## Start Provided records

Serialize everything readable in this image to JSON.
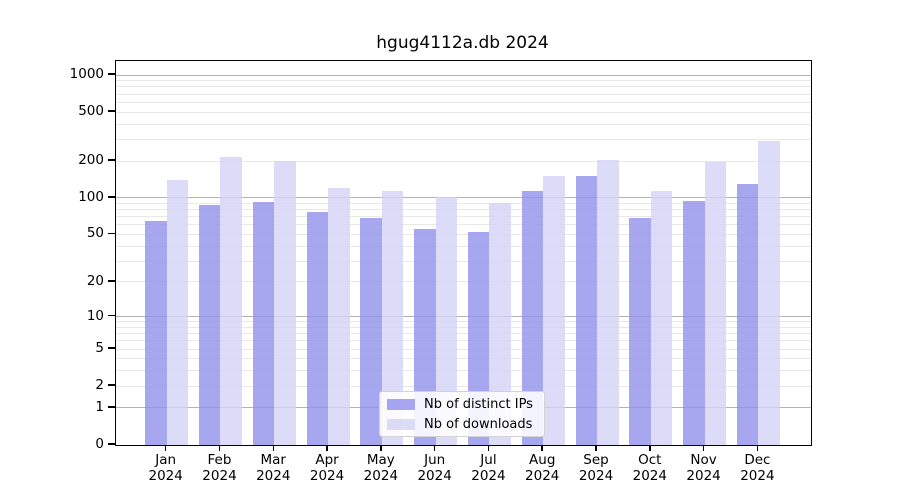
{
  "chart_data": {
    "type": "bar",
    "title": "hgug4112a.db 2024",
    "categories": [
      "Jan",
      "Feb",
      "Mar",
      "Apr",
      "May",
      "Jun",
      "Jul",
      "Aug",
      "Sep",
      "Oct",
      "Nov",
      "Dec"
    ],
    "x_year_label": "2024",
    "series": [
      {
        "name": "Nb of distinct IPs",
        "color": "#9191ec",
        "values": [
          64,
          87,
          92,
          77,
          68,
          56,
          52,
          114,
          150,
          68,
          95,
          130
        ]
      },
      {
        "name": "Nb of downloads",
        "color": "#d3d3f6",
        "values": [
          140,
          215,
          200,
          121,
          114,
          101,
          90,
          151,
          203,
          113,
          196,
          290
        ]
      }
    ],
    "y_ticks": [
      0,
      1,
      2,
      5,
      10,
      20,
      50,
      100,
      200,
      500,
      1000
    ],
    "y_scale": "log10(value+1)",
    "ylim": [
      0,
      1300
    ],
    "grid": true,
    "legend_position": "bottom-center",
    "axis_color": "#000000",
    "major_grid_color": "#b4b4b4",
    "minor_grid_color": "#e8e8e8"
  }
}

## End Provided records

• _The request_
Make an exact copy of the data above, pictures excluded.

• _Answer for this exercise_
Serialize everything readable in this image to JSON.
{
  "chart_data": {
    "type": "bar",
    "title": "hgug4112a.db 2024",
    "categories": [
      "Jan",
      "Feb",
      "Mar",
      "Apr",
      "May",
      "Jun",
      "Jul",
      "Aug",
      "Sep",
      "Oct",
      "Nov",
      "Dec"
    ],
    "x_year_label": "2024",
    "series": [
      {
        "name": "Nb of distinct IPs",
        "color": "#9191ec",
        "values": [
          64,
          87,
          92,
          77,
          68,
          56,
          52,
          114,
          150,
          68,
          95,
          130
        ]
      },
      {
        "name": "Nb of downloads",
        "color": "#d3d3f6",
        "values": [
          140,
          215,
          200,
          121,
          114,
          101,
          90,
          151,
          203,
          113,
          196,
          290
        ]
      }
    ],
    "y_ticks": [
      0,
      1,
      2,
      5,
      10,
      20,
      50,
      100,
      200,
      500,
      1000
    ],
    "y_scale": "log10(value+1)",
    "ylim": [
      0,
      1300
    ],
    "grid": true,
    "legend_position": "bottom-center",
    "axis_color": "#000000",
    "major_grid_color": "#b4b4b4",
    "minor_grid_color": "#e8e8e8"
  }
}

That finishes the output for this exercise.